> **Aim of the task**:
Search the listing below for the word "name" and copy each line that holds it.

[Start Listed records]

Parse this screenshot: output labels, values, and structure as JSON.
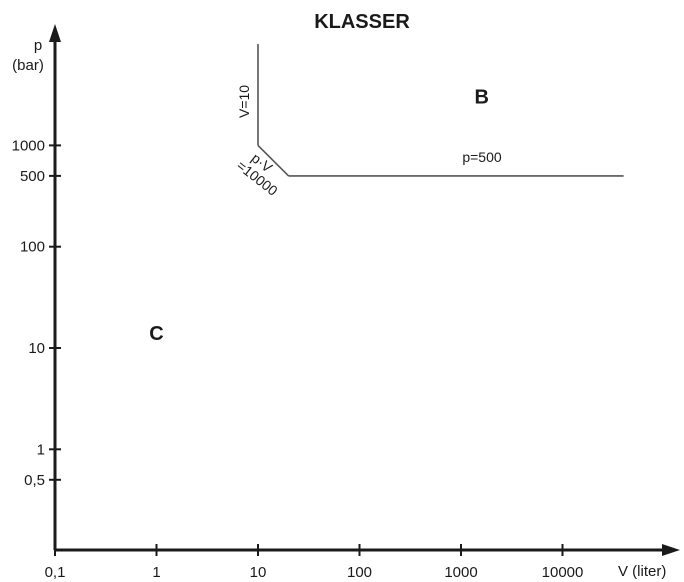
{
  "title": "KLASSER",
  "y_axis": {
    "label_line1": "p",
    "label_line2": "(bar)",
    "ticks": [
      {
        "value": 0.5,
        "label": "0,5"
      },
      {
        "value": 1,
        "label": "1"
      },
      {
        "value": 10,
        "label": "10"
      },
      {
        "value": 100,
        "label": "100"
      },
      {
        "value": 500,
        "label": "500"
      },
      {
        "value": 1000,
        "label": "1000"
      }
    ]
  },
  "x_axis": {
    "label": "V (liter)",
    "ticks": [
      {
        "value": 0.1,
        "label": "0,1"
      },
      {
        "value": 1,
        "label": "1"
      },
      {
        "value": 10,
        "label": "10"
      },
      {
        "value": 100,
        "label": "100"
      },
      {
        "value": 1000,
        "label": "1000"
      },
      {
        "value": 10000,
        "label": "10000"
      }
    ]
  },
  "regions": [
    {
      "id": "b",
      "label": "B",
      "V": 1600,
      "p": 2600
    },
    {
      "id": "c",
      "label": "C",
      "V": 1.0,
      "p": 12
    }
  ],
  "boundaries": [
    {
      "id": "v10",
      "label": "V=10",
      "points": [
        [
          10,
          10000
        ],
        [
          10,
          1000
        ]
      ]
    },
    {
      "id": "pv",
      "label_line1": "p·V",
      "label_line2": "=10000",
      "points": [
        [
          10,
          1000
        ],
        [
          20,
          500
        ]
      ]
    },
    {
      "id": "p500",
      "label": "p=500",
      "points": [
        [
          20,
          500
        ],
        [
          40000,
          500
        ]
      ]
    }
  ],
  "scale": {
    "x": "log",
    "y": "log"
  },
  "colors": {
    "axis": "#1a1a1a",
    "boundary": "#555555",
    "text": "#1a1a1a"
  }
}
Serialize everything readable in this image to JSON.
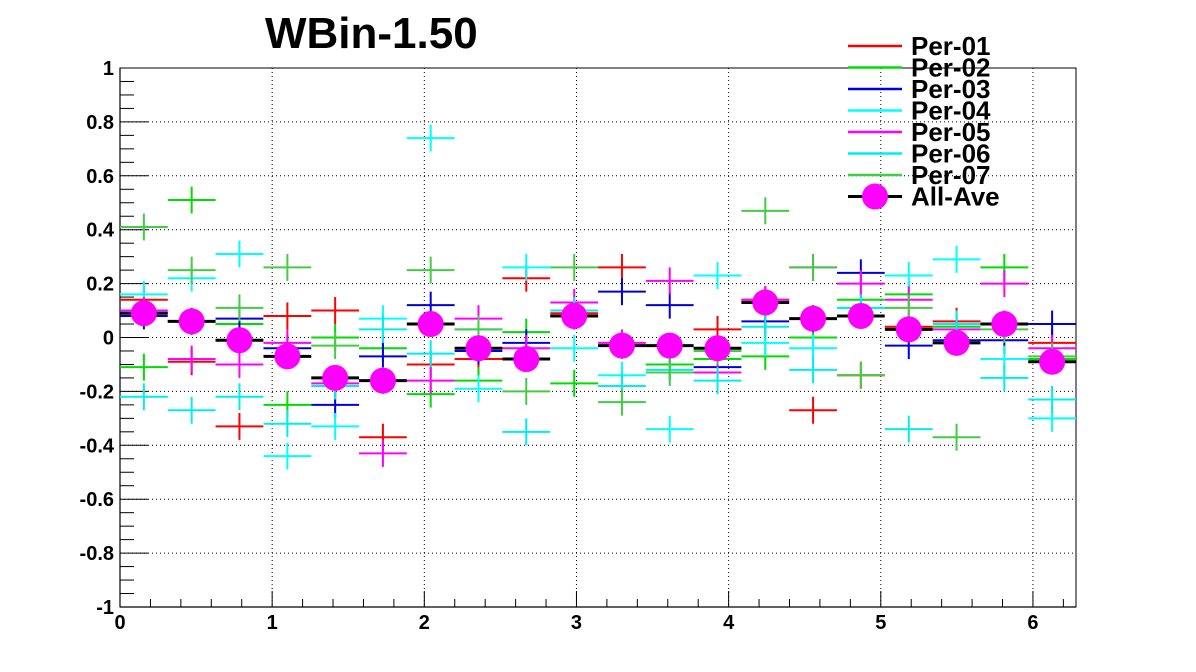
{
  "chart_data": {
    "type": "scatter",
    "title": "WBin-1.50",
    "xlabel": "",
    "ylabel": "",
    "xlim": [
      0,
      6.283
    ],
    "ylim": [
      -1,
      1
    ],
    "grid": true,
    "legend_position": "top-right",
    "x_ticks": [
      0,
      1,
      2,
      3,
      4,
      5,
      6
    ],
    "x_tick_labels": [
      "0",
      "1",
      "2",
      "3",
      "4",
      "5",
      "6"
    ],
    "y_ticks": [
      -1,
      -0.8,
      -0.6,
      -0.4,
      -0.2,
      0,
      0.2,
      0.4,
      0.6,
      0.8,
      1
    ],
    "y_tick_labels": [
      "-1",
      "-0.8",
      "-0.6",
      "-0.4",
      "-0.2",
      "0",
      "0.2",
      "0.4",
      "0.6",
      "0.8",
      "1"
    ],
    "bin_width": 0.314,
    "x": [
      0.157,
      0.471,
      0.785,
      1.1,
      1.414,
      1.728,
      2.042,
      2.356,
      2.67,
      2.985,
      3.299,
      3.613,
      3.927,
      4.241,
      4.555,
      4.869,
      5.184,
      5.498,
      5.812,
      6.126
    ],
    "series": [
      {
        "name": "Per-01",
        "color": "#ff0000",
        "y_err": 0.05,
        "values": [
          0.14,
          -0.09,
          -0.33,
          0.08,
          0.1,
          -0.37,
          -0.1,
          -0.08,
          0.22,
          0.09,
          0.26,
          -0.1,
          0.03,
          0.14,
          -0.27,
          -0.14,
          0.04,
          0.06,
          0.05,
          -0.02
        ]
      },
      {
        "name": "Per-02",
        "color": "#00dd00",
        "y_err": 0.05,
        "values": [
          -0.11,
          0.51,
          0.05,
          -0.25,
          0.0,
          -0.04,
          -0.21,
          -0.16,
          0.02,
          -0.17,
          -0.03,
          -0.1,
          -0.08,
          -0.07,
          0.0,
          0.14,
          0.16,
          0.04,
          0.26,
          -0.08
        ]
      },
      {
        "name": "Per-03",
        "color": "#0000dd",
        "y_err": 0.05,
        "values": [
          0.08,
          0.06,
          0.07,
          -0.04,
          -0.25,
          -0.07,
          0.12,
          -0.05,
          -0.02,
          0.08,
          0.17,
          0.12,
          -0.11,
          0.06,
          0.07,
          0.24,
          -0.03,
          -0.01,
          -0.01,
          0.05
        ]
      },
      {
        "name": "Per-04",
        "color": "#00ffff",
        "y_err": 0.05,
        "values": [
          0.16,
          0.22,
          0.31,
          -0.44,
          -0.33,
          0.07,
          0.74,
          -0.19,
          0.26,
          -0.04,
          -0.14,
          -0.34,
          0.23,
          -0.02,
          -0.04,
          0.11,
          0.23,
          0.29,
          -0.08,
          -0.3
        ]
      },
      {
        "name": "Per-05",
        "color": "#ff00ff",
        "y_err": 0.05,
        "values": [
          0.1,
          -0.08,
          -0.1,
          -0.02,
          -0.17,
          -0.43,
          -0.16,
          0.07,
          -0.04,
          0.13,
          -0.02,
          0.21,
          -0.13,
          0.14,
          0.26,
          0.2,
          0.14,
          0.03,
          0.2,
          -0.04
        ]
      },
      {
        "name": "Per-06",
        "color": "#00eeee",
        "y_err": 0.05,
        "values": [
          -0.22,
          -0.27,
          -0.22,
          -0.32,
          -0.18,
          0.03,
          -0.06,
          0.03,
          -0.35,
          0.1,
          -0.18,
          -0.12,
          -0.16,
          0.04,
          -0.12,
          0.11,
          -0.34,
          0.05,
          -0.15,
          -0.23
        ]
      },
      {
        "name": "Per-07",
        "color": "#44cc44",
        "y_err": 0.05,
        "values": [
          0.41,
          0.25,
          0.11,
          0.26,
          -0.03,
          -0.16,
          0.25,
          0.03,
          -0.2,
          0.26,
          -0.24,
          -0.13,
          -0.05,
          0.47,
          0.26,
          -0.14,
          0.11,
          -0.37,
          0.03,
          -0.07
        ]
      },
      {
        "name": "All-Ave",
        "color": "#ff00ff",
        "bar_color": "#000000",
        "marker": "circle",
        "values": [
          0.09,
          0.06,
          -0.01,
          -0.07,
          -0.15,
          -0.16,
          0.05,
          -0.04,
          -0.08,
          0.08,
          -0.03,
          -0.03,
          -0.04,
          0.13,
          0.07,
          0.08,
          0.03,
          -0.02,
          0.05,
          -0.09
        ]
      }
    ]
  }
}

[End Listed records]

> **Exercise result**:
        "name": "Per-01",
        "name": "Per-02",
        "name": "Per-03",
        "name": "Per-04",
        "name": "Per-05",
        "name": "Per-06",
        "name": "Per-07",
        "name": "All-Ave",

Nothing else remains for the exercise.